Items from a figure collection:
----------
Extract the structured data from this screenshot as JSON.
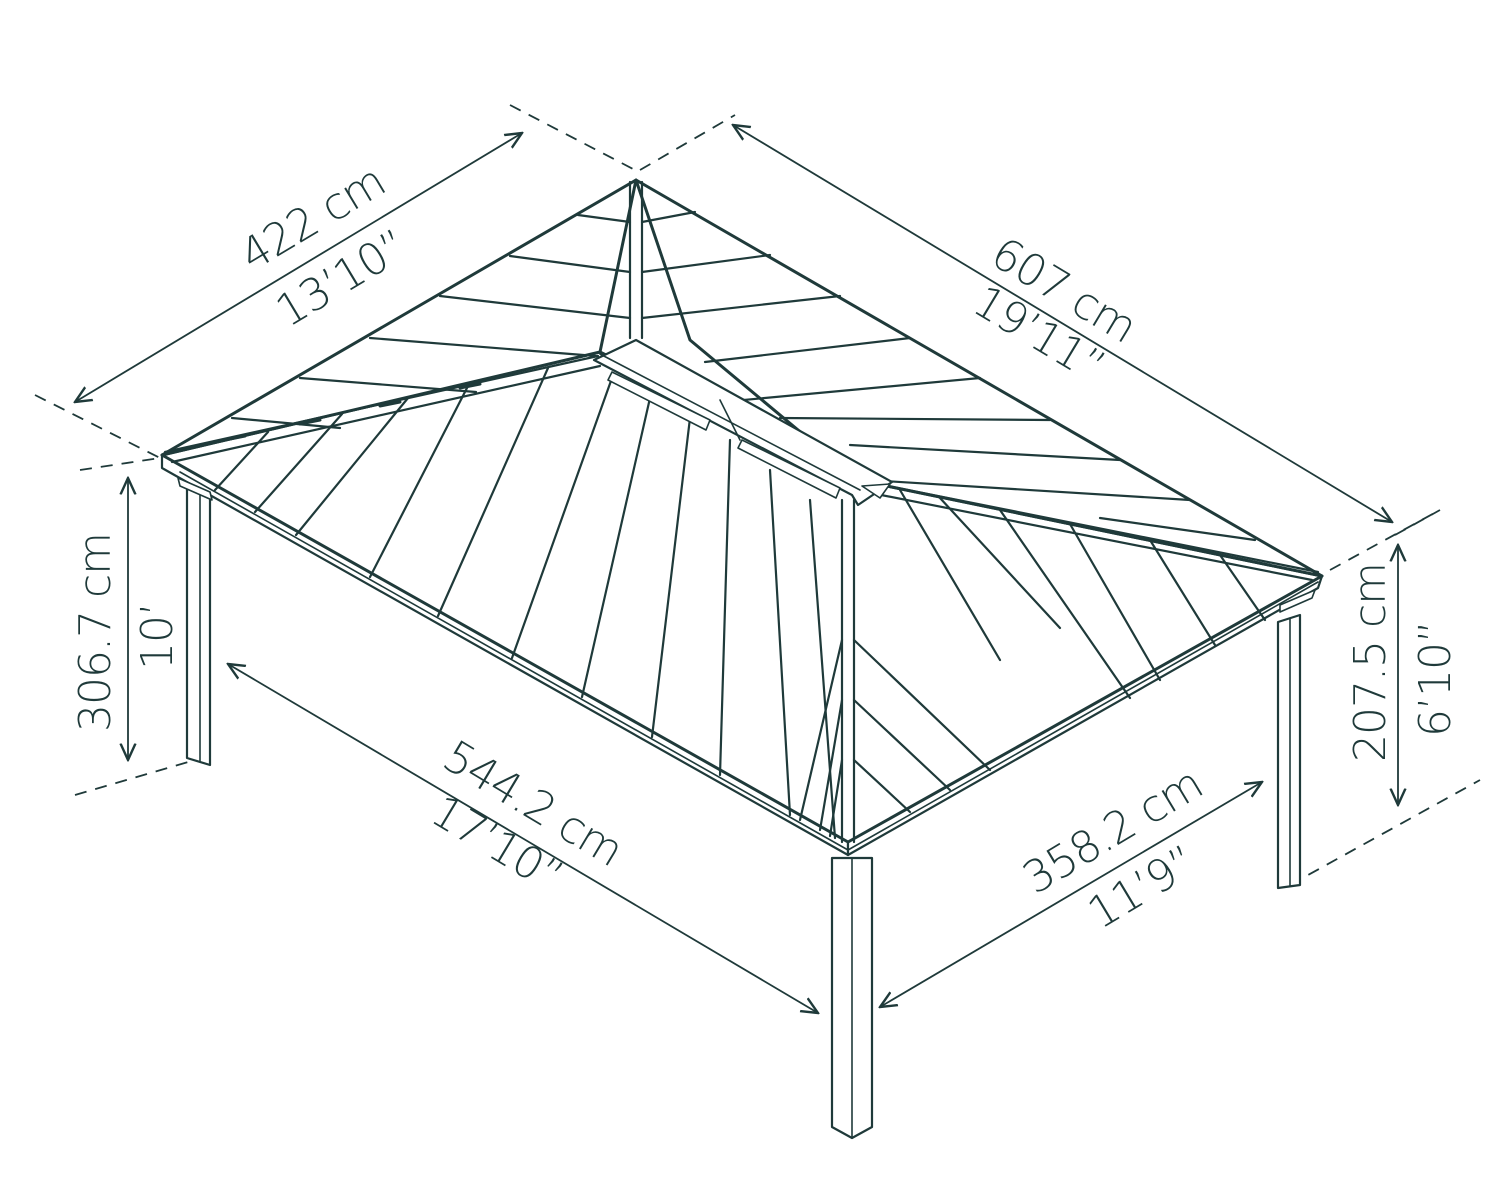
{
  "diagram": {
    "subject": "Hip-roof gazebo dimension drawing",
    "line_color": "#1f3a3a",
    "background": "#ffffff",
    "dimensions": {
      "left_depth": {
        "metric": "422 cm",
        "imperial": "13’10”"
      },
      "right_length": {
        "metric": "607 cm",
        "imperial": "19’11”"
      },
      "total_height": {
        "metric": "306.7 cm",
        "imperial": "10’"
      },
      "side_height": {
        "metric": "207.5 cm",
        "imperial": "6’10”"
      },
      "post_span_length": {
        "metric": "544.2 cm",
        "imperial": "17’10”"
      },
      "post_span_depth": {
        "metric": "358.2 cm",
        "imperial": "11’9”"
      }
    }
  }
}
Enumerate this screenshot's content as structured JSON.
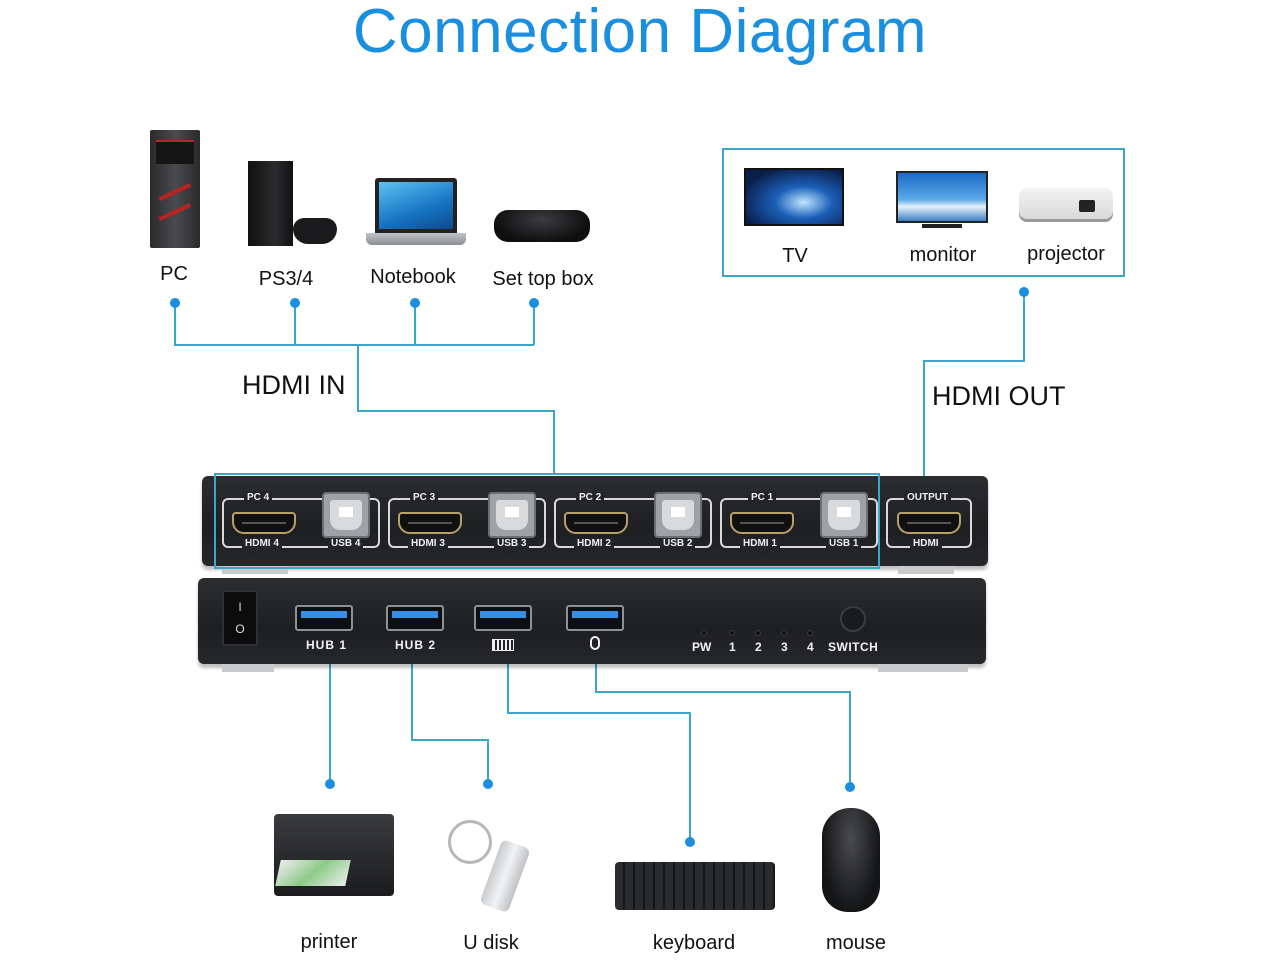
{
  "title": "Connection Diagram",
  "colors": {
    "title": "#1a8fe0",
    "wire": "#3aa7c9",
    "dot": "#1a8fe0",
    "device_body": "#232529",
    "usb3_blue": "#3a8ee8"
  },
  "inputs": {
    "label": "HDMI IN",
    "devices": [
      {
        "label": "PC",
        "icon": "desktop-tower-icon"
      },
      {
        "label": "PS3/4",
        "icon": "game-console-icon"
      },
      {
        "label": "Notebook",
        "icon": "laptop-icon"
      },
      {
        "label": "Set top box",
        "icon": "set-top-box-icon"
      }
    ]
  },
  "outputs": {
    "label": "HDMI OUT",
    "devices": [
      {
        "label": "TV",
        "icon": "tv-icon"
      },
      {
        "label": "monitor",
        "icon": "monitor-icon"
      },
      {
        "label": "projector",
        "icon": "projector-icon"
      }
    ]
  },
  "switch_back_panel": {
    "groups": [
      {
        "name": "PC 4",
        "hdmi": "HDMI 4",
        "usb": "USB 4"
      },
      {
        "name": "PC 3",
        "hdmi": "HDMI 3",
        "usb": "USB 3"
      },
      {
        "name": "PC 2",
        "hdmi": "HDMI 2",
        "usb": "USB 2"
      },
      {
        "name": "PC 1",
        "hdmi": "HDMI 1",
        "usb": "USB 1"
      }
    ],
    "output": {
      "name": "OUTPUT",
      "port": "HDMI"
    }
  },
  "switch_front_panel": {
    "power_switch": {
      "on": "I",
      "off": "O"
    },
    "usb_ports": [
      {
        "label": "HUB 1"
      },
      {
        "label": "HUB 2"
      },
      {
        "label": "",
        "icon": "keyboard-icon"
      },
      {
        "label": "",
        "icon": "mouse-icon"
      }
    ],
    "leds": [
      "PW",
      "1",
      "2",
      "3",
      "4"
    ],
    "switch_label": "SWITCH"
  },
  "peripherals": [
    {
      "label": "printer",
      "icon": "printer-icon",
      "port": "HUB 1"
    },
    {
      "label": "U disk",
      "icon": "usb-flash-drive-icon",
      "port": "HUB 2"
    },
    {
      "label": "keyboard",
      "icon": "keyboard-icon",
      "port": "keyboard"
    },
    {
      "label": "mouse",
      "icon": "mouse-icon",
      "port": "mouse"
    }
  ]
}
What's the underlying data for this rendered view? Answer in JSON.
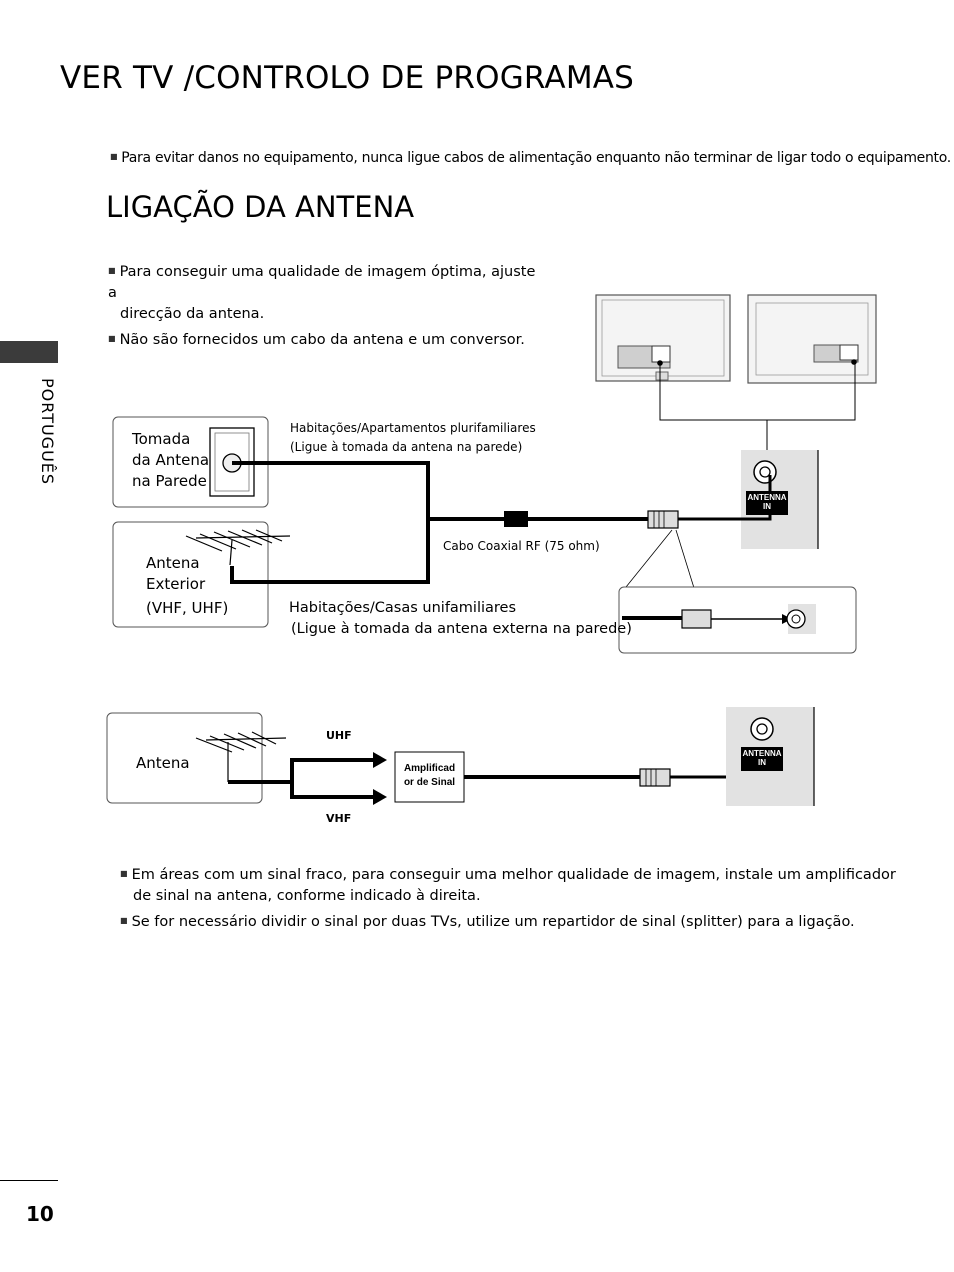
{
  "page": {
    "title": "VER TV /CONTROLO DE PROGRAMAS",
    "warning": "Para evitar danos no equipamento, nunca ligue cabos de alimentação enquanto não terminar de ligar todo o equipamento.",
    "section_title": "LIGAÇÃO DA ANTENA",
    "side_tab": "PORTUGUÊS",
    "page_number": "10"
  },
  "intro_bullets": [
    "Para conseguir uma qualidade de imagem óptima, ajuste a",
    "direcção da antena.",
    "Não são fornecidos um cabo da antena e um conversor."
  ],
  "diagram1": {
    "wall_socket_label": [
      "Tomada",
      "da Antena",
      "na Parede"
    ],
    "outdoor_antenna_label": [
      "Antena",
      "Exterior",
      "(VHF, UHF)"
    ],
    "multi_family": [
      "Habitações/Apartamentos plurifamiliares",
      "(Ligue à tomada da antena na parede)"
    ],
    "single_family": [
      "Habitações/Casas unifamiliares",
      "(Ligue à tomada da antena externa na parede)"
    ],
    "cable_label": "Cabo Coaxial RF (75 ohm)",
    "port_label": [
      "ANTENNA",
      "IN"
    ]
  },
  "diagram2": {
    "antenna_label": "Antena",
    "uhf": "UHF",
    "vhf": "VHF",
    "amplifier": [
      "Amplificad",
      "or de Sinal"
    ],
    "port_label": [
      "ANTENNA",
      "IN"
    ]
  },
  "bottom_bullets": [
    "Em áreas com um sinal fraco, para conseguir uma melhor qualidade de imagem, instale um amplificador",
    "de sinal na antena, conforme indicado à direita.",
    "Se for necessário dividir o sinal por duas TVs, utilize um repartidor de sinal (splitter) para a ligação."
  ]
}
----------
◆ **REQUIREMENT**: Give all the lines above again, character for character, without pictures.

◆ **EXERCISE ANSWER**:
Extract the structured data from this screenshot as JSON.
{
  "diagram": {
    "subject": "Hip-roof gazebo dimension drawing",
    "line_color": "#1f3a3a",
    "background": "#ffffff",
    "dimensions": {
      "left_depth": {
        "metric": "422 cm",
        "imperial": "13’10”"
      },
      "right_length": {
        "metric": "607 cm",
        "imperial": "19’11”"
      },
      "total_height": {
        "metric": "306.7 cm",
        "imperial": "10’"
      },
      "side_height": {
        "metric": "207.5 cm",
        "imperial": "6’10”"
      },
      "post_span_length": {
        "metric": "544.2 cm",
        "imperial": "17’10”"
      },
      "post_span_depth": {
        "metric": "358.2 cm",
        "imperial": "11’9”"
      }
    }
  }
}
Enumerate this screenshot's content as structured JSON.
{
  "title": "Connection Diagram",
  "colors": {
    "title": "#1a8fe0",
    "wire": "#3aa7c9",
    "dot": "#1a8fe0",
    "device_body": "#232529",
    "usb3_blue": "#3a8ee8"
  },
  "inputs": {
    "label": "HDMI IN",
    "devices": [
      {
        "label": "PC",
        "icon": "desktop-tower-icon"
      },
      {
        "label": "PS3/4",
        "icon": "game-console-icon"
      },
      {
        "label": "Notebook",
        "icon": "laptop-icon"
      },
      {
        "label": "Set top box",
        "icon": "set-top-box-icon"
      }
    ]
  },
  "outputs": {
    "label": "HDMI OUT",
    "devices": [
      {
        "label": "TV",
        "icon": "tv-icon"
      },
      {
        "label": "monitor",
        "icon": "monitor-icon"
      },
      {
        "label": "projector",
        "icon": "projector-icon"
      }
    ]
  },
  "switch_back_panel": {
    "groups": [
      {
        "name": "PC 4",
        "hdmi": "HDMI 4",
        "usb": "USB 4"
      },
      {
        "name": "PC 3",
        "hdmi": "HDMI 3",
        "usb": "USB 3"
      },
      {
        "name": "PC 2",
        "hdmi": "HDMI 2",
        "usb": "USB 2"
      },
      {
        "name": "PC 1",
        "hdmi": "HDMI 1",
        "usb": "USB 1"
      }
    ],
    "output": {
      "name": "OUTPUT",
      "port": "HDMI"
    }
  },
  "switch_front_panel": {
    "power_switch": {
      "on": "I",
      "off": "O"
    },
    "usb_ports": [
      {
        "label": "HUB 1"
      },
      {
        "label": "HUB 2"
      },
      {
        "label": "",
        "icon": "keyboard-icon"
      },
      {
        "label": "",
        "icon": "mouse-icon"
      }
    ],
    "leds": [
      "PW",
      "1",
      "2",
      "3",
      "4"
    ],
    "switch_label": "SWITCH"
  },
  "peripherals": [
    {
      "label": "printer",
      "icon": "printer-icon",
      "port": "HUB 1"
    },
    {
      "label": "U disk",
      "icon": "usb-flash-drive-icon",
      "port": "HUB 2"
    },
    {
      "label": "keyboard",
      "icon": "keyboard-icon",
      "port": "keyboard"
    },
    {
      "label": "mouse",
      "icon": "mouse-icon",
      "port": "mouse"
    }
  ]
}
What's the underlying data for this rendered view? Answer in JSON.
{
  "page": {
    "title": "VER TV /CONTROLO DE PROGRAMAS",
    "warning": "Para evitar danos no equipamento, nunca ligue cabos de alimentação enquanto não terminar de ligar todo o equipamento.",
    "section_title": "LIGAÇÃO DA ANTENA",
    "side_tab": "PORTUGUÊS",
    "page_number": "10"
  },
  "intro_bullets": [
    "Para conseguir uma qualidade de imagem óptima, ajuste a",
    "direcção da antena.",
    "Não são fornecidos um cabo da antena e um conversor."
  ],
  "diagram1": {
    "wall_socket_label": [
      "Tomada",
      "da Antena",
      "na Parede"
    ],
    "outdoor_antenna_label": [
      "Antena",
      "Exterior",
      "(VHF, UHF)"
    ],
    "multi_family": [
      "Habitações/Apartamentos plurifamiliares",
      "(Ligue à tomada da antena na parede)"
    ],
    "single_family": [
      "Habitações/Casas unifamiliares",
      "(Ligue à tomada da antena externa na parede)"
    ],
    "cable_label": "Cabo Coaxial RF (75 ohm)",
    "port_label": [
      "ANTENNA",
      "IN"
    ]
  },
  "diagram2": {
    "antenna_label": "Antena",
    "uhf": "UHF",
    "vhf": "VHF",
    "amplifier": [
      "Amplificad",
      "or de Sinal"
    ],
    "port_label": [
      "ANTENNA",
      "IN"
    ]
  },
  "bottom_bullets": [
    "Em áreas com um sinal fraco, para conseguir uma melhor qualidade de imagem, instale um amplificador",
    "de sinal na antena, conforme indicado à direita.",
    "Se for necessário dividir o sinal por duas TVs, utilize um repartidor de sinal (splitter) para a ligação."
  ]
}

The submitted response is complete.